* [THE TASK]: Find how many lines contain the word "MANAGER" and state that number alone.

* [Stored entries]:
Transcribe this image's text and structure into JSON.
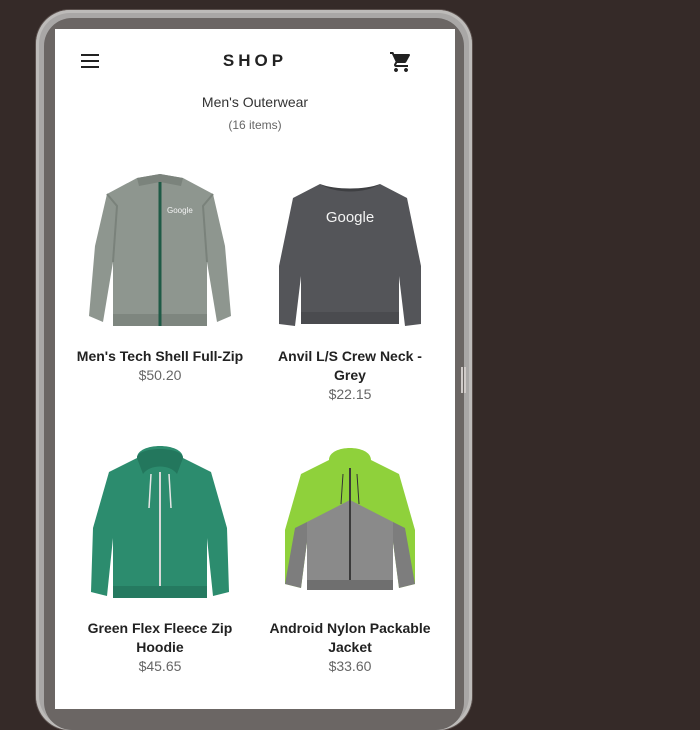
{
  "app": {
    "title": "SHOP"
  },
  "category": {
    "name": "Men's Outerwear",
    "count": "(16 items)"
  },
  "products": [
    {
      "name": "Men's Tech Shell Full-Zip",
      "price": "$50.20",
      "image_icon": "grey-zip-jacket"
    },
    {
      "name": "Anvil L/S Crew Neck - Grey",
      "price": "$22.15",
      "image_icon": "grey-crewneck-sweatshirt"
    },
    {
      "name": "Green Flex Fleece Zip Hoodie",
      "price": "$45.65",
      "image_icon": "green-zip-hoodie"
    },
    {
      "name": "Android Nylon Packable Jacket",
      "price": "$33.60",
      "image_icon": "green-grey-windbreaker"
    }
  ],
  "colors": {
    "background": "#352a28",
    "screen": "#ffffff",
    "text_primary": "#222222",
    "text_secondary": "#666666"
  }
}
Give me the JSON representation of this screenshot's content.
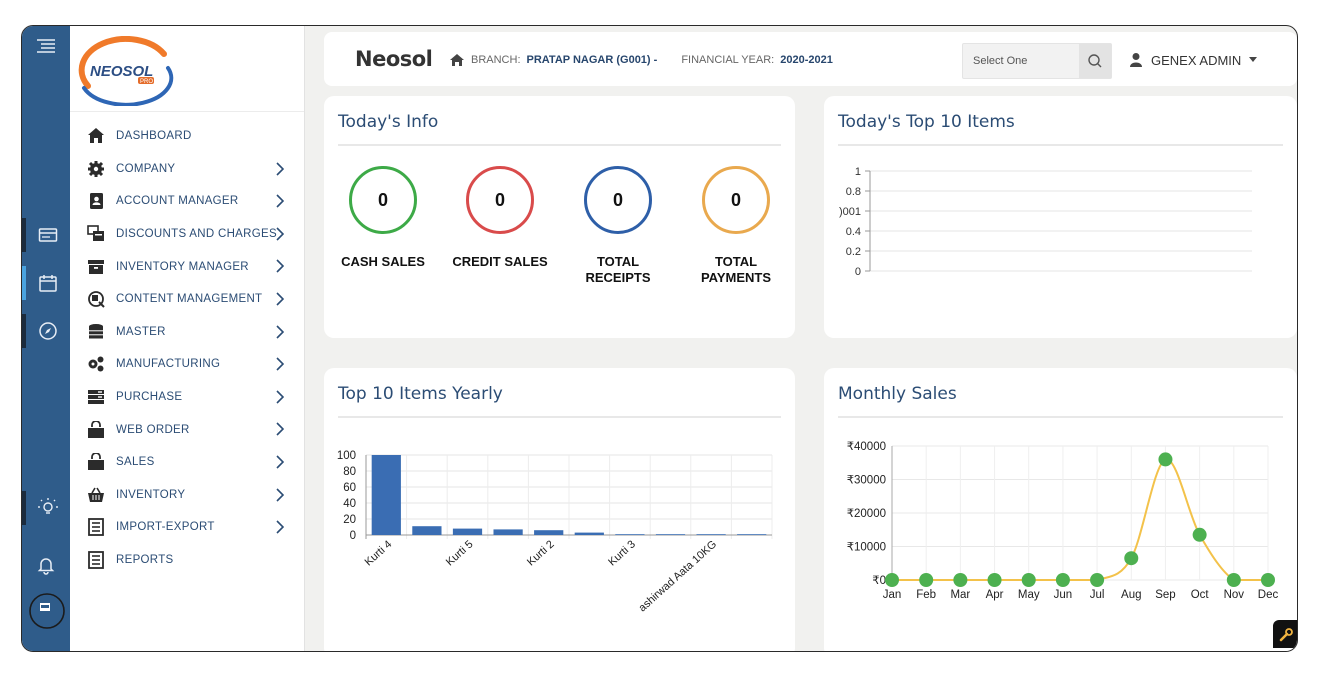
{
  "brand": {
    "logo_text": "NEOSOL",
    "logo_sub": "PRO",
    "app_name": "Neosol"
  },
  "header": {
    "branch_label": "BRANCH:",
    "branch_value": "PRATAP NAGAR (G001) -",
    "fy_label": "FINANCIAL YEAR:",
    "fy_value": "2020-2021",
    "select_placeholder": "Select One",
    "user_name": "GENEX ADMIN"
  },
  "sidebar": {
    "items": [
      {
        "label": "DASHBOARD",
        "icon": "home-icon",
        "has_children": false
      },
      {
        "label": "COMPANY",
        "icon": "gear-icon",
        "has_children": true
      },
      {
        "label": "ACCOUNT MANAGER",
        "icon": "contact-book-icon",
        "has_children": true
      },
      {
        "label": "DISCOUNTS AND CHARGES",
        "icon": "tag-stack-icon",
        "has_children": true
      },
      {
        "label": "INVENTORY MANAGER",
        "icon": "archive-box-icon",
        "has_children": true
      },
      {
        "label": "CONTENT MANAGEMENT",
        "icon": "content-icon",
        "has_children": true
      },
      {
        "label": "MASTER",
        "icon": "database-icon",
        "has_children": true
      },
      {
        "label": "MANUFACTURING",
        "icon": "cogs-icon",
        "has_children": true
      },
      {
        "label": "PURCHASE",
        "icon": "server-icon",
        "has_children": true
      },
      {
        "label": "WEB ORDER",
        "icon": "shopping-bag-icon",
        "has_children": true
      },
      {
        "label": "SALES",
        "icon": "shopping-bag-icon",
        "has_children": true
      },
      {
        "label": "INVENTORY",
        "icon": "basket-icon",
        "has_children": true
      },
      {
        "label": "IMPORT-EXPORT",
        "icon": "list-doc-icon",
        "has_children": true
      },
      {
        "label": "REPORTS",
        "icon": "list-doc-icon",
        "has_children": false
      }
    ]
  },
  "rail": {
    "items": [
      "menu-toggle-icon",
      "card-icon",
      "calendar-icon",
      "compass-icon",
      "bulb-icon",
      "bell-icon",
      "profile-icon"
    ]
  },
  "todays_info": {
    "title": "Today's Info",
    "stats": [
      {
        "label": "CASH SALES",
        "value": "0",
        "color": "#3daa47"
      },
      {
        "label": "CREDIT SALES",
        "value": "0",
        "color": "#d94b4b"
      },
      {
        "label": "TOTAL RECEIPTS",
        "value": "0",
        "color": "#2e5fa8"
      },
      {
        "label": "TOTAL PAYMENTS",
        "value": "0",
        "color": "#e9a94e"
      }
    ]
  },
  "top10_today": {
    "title": "Today's Top 10 Items"
  },
  "top10_yearly": {
    "title": "Top 10 Items Yearly"
  },
  "monthly_sales": {
    "title": "Monthly Sales"
  },
  "colors": {
    "rail": "#2f5c8a",
    "bar": "#3a6db3",
    "line": "#f3c24a",
    "dot": "#4db050",
    "heading": "#2b4c74"
  },
  "chart_data": [
    {
      "type": "line",
      "title": "Today's Top 10 Items",
      "y_ticks": [
        "1",
        "0.8",
        ")001",
        "0.4",
        "0.2",
        "0"
      ],
      "ylim": [
        0,
        1
      ],
      "series": [],
      "grid": true
    },
    {
      "type": "bar",
      "title": "Top 10 Items Yearly",
      "categories": [
        "Kurti 4",
        "",
        "Kurti 5",
        "",
        "Kurti 2",
        "",
        "Kurti 3",
        "",
        "ashirwad Aata 10KG",
        ""
      ],
      "values": [
        100,
        11,
        8,
        7,
        6,
        3,
        1,
        1,
        1,
        1
      ],
      "y_ticks": [
        "100",
        "80",
        "60",
        "40",
        "20",
        "0"
      ],
      "ylim": [
        0,
        100
      ],
      "grid": true
    },
    {
      "type": "line",
      "title": "Monthly Sales",
      "categories": [
        "Jan",
        "Feb",
        "Mar",
        "Apr",
        "May",
        "Jun",
        "Jul",
        "Aug",
        "Sep",
        "Oct",
        "Nov",
        "Dec"
      ],
      "values": [
        0,
        0,
        0,
        0,
        0,
        0,
        0,
        6500,
        36000,
        13500,
        0,
        0
      ],
      "y_ticks": [
        "₹40000",
        "₹30000",
        "₹20000",
        "₹10000",
        "₹0"
      ],
      "ylim": [
        0,
        40000
      ],
      "grid": true
    }
  ]
}
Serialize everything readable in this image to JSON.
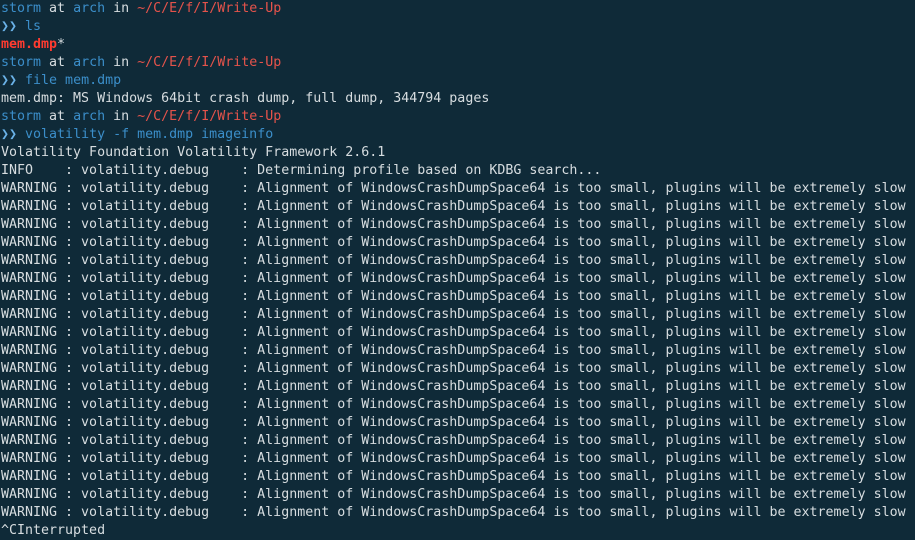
{
  "prompt": {
    "user": "storm",
    "at": "at",
    "host": "arch",
    "in": "in",
    "path": "~/C/E/f/I/Write-Up",
    "arrow": "❯❯"
  },
  "commands": {
    "ls": "ls",
    "file": "file mem.dmp",
    "volatility": "volatility -f mem.dmp imageinfo"
  },
  "ls_output": {
    "file": "mem.dmp",
    "suffix": "*"
  },
  "file_output": "mem.dmp: MS Windows 64bit crash dump, full dump, 344794 pages",
  "vol_header": "Volatility Foundation Volatility Framework 2.6.1",
  "info_line": "INFO    : volatility.debug    : Determining profile based on KDBG search...",
  "warning_lines": [
    "WARNING : volatility.debug    : Alignment of WindowsCrashDumpSpace64 is too small, plugins will be extremely slow",
    "WARNING : volatility.debug    : Alignment of WindowsCrashDumpSpace64 is too small, plugins will be extremely slow",
    "WARNING : volatility.debug    : Alignment of WindowsCrashDumpSpace64 is too small, plugins will be extremely slow",
    "WARNING : volatility.debug    : Alignment of WindowsCrashDumpSpace64 is too small, plugins will be extremely slow",
    "WARNING : volatility.debug    : Alignment of WindowsCrashDumpSpace64 is too small, plugins will be extremely slow",
    "WARNING : volatility.debug    : Alignment of WindowsCrashDumpSpace64 is too small, plugins will be extremely slow",
    "WARNING : volatility.debug    : Alignment of WindowsCrashDumpSpace64 is too small, plugins will be extremely slow",
    "WARNING : volatility.debug    : Alignment of WindowsCrashDumpSpace64 is too small, plugins will be extremely slow",
    "WARNING : volatility.debug    : Alignment of WindowsCrashDumpSpace64 is too small, plugins will be extremely slow",
    "WARNING : volatility.debug    : Alignment of WindowsCrashDumpSpace64 is too small, plugins will be extremely slow",
    "WARNING : volatility.debug    : Alignment of WindowsCrashDumpSpace64 is too small, plugins will be extremely slow",
    "WARNING : volatility.debug    : Alignment of WindowsCrashDumpSpace64 is too small, plugins will be extremely slow",
    "WARNING : volatility.debug    : Alignment of WindowsCrashDumpSpace64 is too small, plugins will be extremely slow",
    "WARNING : volatility.debug    : Alignment of WindowsCrashDumpSpace64 is too small, plugins will be extremely slow",
    "WARNING : volatility.debug    : Alignment of WindowsCrashDumpSpace64 is too small, plugins will be extremely slow",
    "WARNING : volatility.debug    : Alignment of WindowsCrashDumpSpace64 is too small, plugins will be extremely slow",
    "WARNING : volatility.debug    : Alignment of WindowsCrashDumpSpace64 is too small, plugins will be extremely slow",
    "WARNING : volatility.debug    : Alignment of WindowsCrashDumpSpace64 is too small, plugins will be extremely slow",
    "WARNING : volatility.debug    : Alignment of WindowsCrashDumpSpace64 is too small, plugins will be extremely slow"
  ],
  "interrupt_line": "^CInterrupted",
  "colors": {
    "background": "#0f2a38",
    "text": "#d7dde0",
    "prompt_blue": "#3b8ec9",
    "path_red": "#e5534b",
    "exe_red": "#ff3b30"
  }
}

* [TASK RESPONSE]: 2